Below is a block of records. Copy every line in it that contains the word "Enabling".

[Stored data]
[START]

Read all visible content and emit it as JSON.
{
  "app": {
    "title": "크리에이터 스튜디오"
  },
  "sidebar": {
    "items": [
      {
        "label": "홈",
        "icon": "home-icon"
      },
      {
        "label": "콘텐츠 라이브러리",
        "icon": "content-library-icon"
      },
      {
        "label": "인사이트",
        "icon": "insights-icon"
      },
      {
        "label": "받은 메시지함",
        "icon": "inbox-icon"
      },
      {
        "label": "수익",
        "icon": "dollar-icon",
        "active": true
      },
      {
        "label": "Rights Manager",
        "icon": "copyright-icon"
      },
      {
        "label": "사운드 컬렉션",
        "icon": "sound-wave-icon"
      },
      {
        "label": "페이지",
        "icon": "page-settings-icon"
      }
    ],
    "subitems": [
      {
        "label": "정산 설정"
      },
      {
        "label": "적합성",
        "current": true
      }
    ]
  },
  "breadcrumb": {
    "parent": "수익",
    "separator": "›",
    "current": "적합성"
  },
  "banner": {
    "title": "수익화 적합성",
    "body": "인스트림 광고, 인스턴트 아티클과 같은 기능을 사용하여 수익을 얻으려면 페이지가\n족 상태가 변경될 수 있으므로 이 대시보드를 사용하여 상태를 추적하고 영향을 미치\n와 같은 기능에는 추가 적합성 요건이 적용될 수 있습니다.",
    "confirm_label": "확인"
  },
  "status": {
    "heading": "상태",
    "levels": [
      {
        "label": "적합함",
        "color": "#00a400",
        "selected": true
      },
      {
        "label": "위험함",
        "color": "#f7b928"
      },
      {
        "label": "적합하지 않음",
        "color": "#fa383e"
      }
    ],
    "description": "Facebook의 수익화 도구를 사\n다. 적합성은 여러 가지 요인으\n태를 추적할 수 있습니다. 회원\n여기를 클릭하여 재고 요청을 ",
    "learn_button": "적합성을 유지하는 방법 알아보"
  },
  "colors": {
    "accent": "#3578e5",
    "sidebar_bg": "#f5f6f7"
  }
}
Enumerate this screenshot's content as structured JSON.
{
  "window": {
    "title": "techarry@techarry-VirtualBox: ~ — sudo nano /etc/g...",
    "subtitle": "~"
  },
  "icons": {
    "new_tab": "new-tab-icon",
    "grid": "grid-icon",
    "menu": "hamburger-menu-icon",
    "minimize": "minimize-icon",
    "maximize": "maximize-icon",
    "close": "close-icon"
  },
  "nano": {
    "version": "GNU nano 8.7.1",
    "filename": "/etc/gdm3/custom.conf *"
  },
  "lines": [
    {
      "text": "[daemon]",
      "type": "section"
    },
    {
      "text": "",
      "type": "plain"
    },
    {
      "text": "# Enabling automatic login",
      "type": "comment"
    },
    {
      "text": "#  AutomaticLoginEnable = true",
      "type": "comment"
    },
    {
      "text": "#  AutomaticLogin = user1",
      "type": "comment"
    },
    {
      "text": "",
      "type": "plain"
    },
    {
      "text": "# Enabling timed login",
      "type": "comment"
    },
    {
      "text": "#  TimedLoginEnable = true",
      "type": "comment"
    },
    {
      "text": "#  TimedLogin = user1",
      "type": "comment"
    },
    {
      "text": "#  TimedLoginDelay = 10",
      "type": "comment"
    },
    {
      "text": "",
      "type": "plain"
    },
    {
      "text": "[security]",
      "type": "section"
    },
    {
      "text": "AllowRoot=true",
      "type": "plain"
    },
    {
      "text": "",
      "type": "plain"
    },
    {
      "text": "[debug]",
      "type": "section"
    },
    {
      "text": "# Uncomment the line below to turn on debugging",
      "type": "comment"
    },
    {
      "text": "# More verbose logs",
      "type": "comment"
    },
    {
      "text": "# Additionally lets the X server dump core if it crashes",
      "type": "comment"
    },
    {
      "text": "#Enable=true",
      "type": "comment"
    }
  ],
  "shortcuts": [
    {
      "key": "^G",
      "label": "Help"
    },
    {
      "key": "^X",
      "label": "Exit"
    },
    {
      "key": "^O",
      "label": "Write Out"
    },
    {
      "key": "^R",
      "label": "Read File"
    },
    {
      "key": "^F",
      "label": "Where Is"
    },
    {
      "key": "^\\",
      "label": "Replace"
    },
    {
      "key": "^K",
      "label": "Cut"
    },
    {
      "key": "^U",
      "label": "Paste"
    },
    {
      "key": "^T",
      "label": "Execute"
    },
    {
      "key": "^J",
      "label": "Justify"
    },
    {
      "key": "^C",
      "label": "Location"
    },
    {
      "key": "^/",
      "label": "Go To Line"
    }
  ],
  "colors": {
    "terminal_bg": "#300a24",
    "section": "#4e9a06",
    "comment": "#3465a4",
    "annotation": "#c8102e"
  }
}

[END]

ANSWER:
      "text": "# Enabling automatic login",
      "text": "# Enabling timed login",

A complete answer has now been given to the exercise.